Abstract
Encouraged by the vast amounts of data produced in healthcare, political ambitions to make healthcare data-driven have led to significant investments in infrastructures. This paper explores how healthcare professionals work with data and infrastructure to pursue data-driven ambitions in regional hospital departments. Drawing on the concept of ‘data journeys’ (Leonelli, 2020), I examine how data are produced, processed, mobilized, and repurposed through Business Intelligence tools and a data warehouse. Based on qualitative interviews and fieldwork, I identify three central forms of data work: reconfiguring data infrastructures, managing data quality in practice, and visualizing and recontextualizing data. My findings show that data journeys are not linear, but cyclical, negotiated, and shaped by infrastructural constraints, professional judgment, and institutional tensions. These tensions, which are conceptualized as breakdowns, ontological ambiguity, and disputes, are not mere disruptions, but significant to how data becomes actionable. Lastly, I introduce the concept of the ‘productive paradox of error’ to capture how error management generates new epistemic and ontological work, and positions tensions as generative forces in healthcare professionals’ pursuit of becoming data-driven.
Recommended Citation
Pedersen, Asbjørn Malte, "Becoming Data-Driven: Exploring Data Work and Tensions in Healthcare Data Journeys" (2025). SJIS Preprints (Forthcoming). 13.

▶ _What this exercise asks_
[1] According to the abstract page, for what purpose does the author introduce the concept of the "productive paradox of error"? Answer in one to three sentences.
[2] Reproduce the abstract page from "Recommended Citation" up to and including "Preprints (Forthcoming). 13.", substituting "In Press" for "Forthcoming".
[3] List the three central forms of data work that the abstract page identifies.

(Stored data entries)
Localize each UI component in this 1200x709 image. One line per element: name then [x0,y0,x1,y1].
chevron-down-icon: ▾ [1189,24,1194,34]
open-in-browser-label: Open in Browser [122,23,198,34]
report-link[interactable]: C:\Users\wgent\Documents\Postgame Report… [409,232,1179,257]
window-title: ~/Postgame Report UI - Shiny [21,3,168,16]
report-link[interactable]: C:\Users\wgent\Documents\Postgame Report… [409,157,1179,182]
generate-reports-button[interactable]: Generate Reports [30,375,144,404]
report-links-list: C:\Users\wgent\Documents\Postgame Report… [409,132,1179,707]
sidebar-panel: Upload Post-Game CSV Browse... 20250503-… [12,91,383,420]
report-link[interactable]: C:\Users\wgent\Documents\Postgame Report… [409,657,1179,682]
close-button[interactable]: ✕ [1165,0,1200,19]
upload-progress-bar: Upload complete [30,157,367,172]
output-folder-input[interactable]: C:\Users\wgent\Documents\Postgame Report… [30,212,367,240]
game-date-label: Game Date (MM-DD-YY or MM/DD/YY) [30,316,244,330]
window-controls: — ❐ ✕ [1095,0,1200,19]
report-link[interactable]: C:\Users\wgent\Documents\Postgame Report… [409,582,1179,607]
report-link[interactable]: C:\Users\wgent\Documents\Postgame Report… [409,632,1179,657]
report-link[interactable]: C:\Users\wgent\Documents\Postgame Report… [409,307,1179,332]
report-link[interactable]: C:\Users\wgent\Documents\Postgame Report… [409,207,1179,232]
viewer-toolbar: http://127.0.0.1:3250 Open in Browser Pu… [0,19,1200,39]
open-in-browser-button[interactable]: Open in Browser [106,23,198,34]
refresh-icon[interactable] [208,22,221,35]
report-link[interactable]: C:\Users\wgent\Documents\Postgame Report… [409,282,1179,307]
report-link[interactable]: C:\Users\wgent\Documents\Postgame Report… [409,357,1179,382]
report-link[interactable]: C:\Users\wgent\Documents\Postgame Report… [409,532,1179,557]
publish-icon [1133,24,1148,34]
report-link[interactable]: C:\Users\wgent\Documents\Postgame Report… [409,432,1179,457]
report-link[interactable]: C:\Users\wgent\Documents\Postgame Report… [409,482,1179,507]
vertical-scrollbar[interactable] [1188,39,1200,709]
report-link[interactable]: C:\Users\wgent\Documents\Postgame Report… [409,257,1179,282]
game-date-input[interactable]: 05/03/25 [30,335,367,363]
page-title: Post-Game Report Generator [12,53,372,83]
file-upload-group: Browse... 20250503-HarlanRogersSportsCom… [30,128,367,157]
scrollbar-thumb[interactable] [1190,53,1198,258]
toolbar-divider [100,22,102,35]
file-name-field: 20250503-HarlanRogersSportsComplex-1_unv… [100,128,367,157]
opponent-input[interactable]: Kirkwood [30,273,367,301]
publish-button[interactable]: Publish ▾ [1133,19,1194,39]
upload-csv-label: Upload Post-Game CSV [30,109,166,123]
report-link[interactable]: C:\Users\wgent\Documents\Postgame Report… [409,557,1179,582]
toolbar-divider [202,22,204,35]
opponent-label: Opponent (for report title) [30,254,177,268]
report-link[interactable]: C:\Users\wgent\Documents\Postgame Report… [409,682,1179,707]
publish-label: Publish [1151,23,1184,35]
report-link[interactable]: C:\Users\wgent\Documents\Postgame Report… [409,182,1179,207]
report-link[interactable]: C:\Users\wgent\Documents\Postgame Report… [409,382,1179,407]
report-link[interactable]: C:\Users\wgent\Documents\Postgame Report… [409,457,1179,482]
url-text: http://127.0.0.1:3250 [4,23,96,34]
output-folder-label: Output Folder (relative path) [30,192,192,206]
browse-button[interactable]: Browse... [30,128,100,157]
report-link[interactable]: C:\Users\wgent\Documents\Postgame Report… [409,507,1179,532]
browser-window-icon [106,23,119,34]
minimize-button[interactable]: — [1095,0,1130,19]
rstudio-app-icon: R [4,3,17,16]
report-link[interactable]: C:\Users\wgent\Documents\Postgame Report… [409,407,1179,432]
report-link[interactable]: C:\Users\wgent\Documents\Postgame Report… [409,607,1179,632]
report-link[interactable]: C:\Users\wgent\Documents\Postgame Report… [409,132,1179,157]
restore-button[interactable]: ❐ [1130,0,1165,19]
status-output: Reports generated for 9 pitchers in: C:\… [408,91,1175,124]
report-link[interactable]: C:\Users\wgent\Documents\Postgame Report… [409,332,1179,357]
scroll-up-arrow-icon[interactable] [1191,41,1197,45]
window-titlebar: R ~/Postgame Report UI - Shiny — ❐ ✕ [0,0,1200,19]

▶ _Solutions by task_
[1] The concept is introduced to capture how error management generates new epistemic and ontological work. It also positions tensions as generative forces in healthcare professionals' pursuit of becoming data-driven.

[2]
Recommended Citation
Pedersen, Asbjørn Malte, "Becoming Data-Driven: Exploring Data Work and Tensions in Healthcare Data Journeys" (2025). SJIS Preprints (In Press). 13.

[3]
- Reconfiguring data infrastructures
- Managing data quality in practice
- Visualizing and recontextualizing data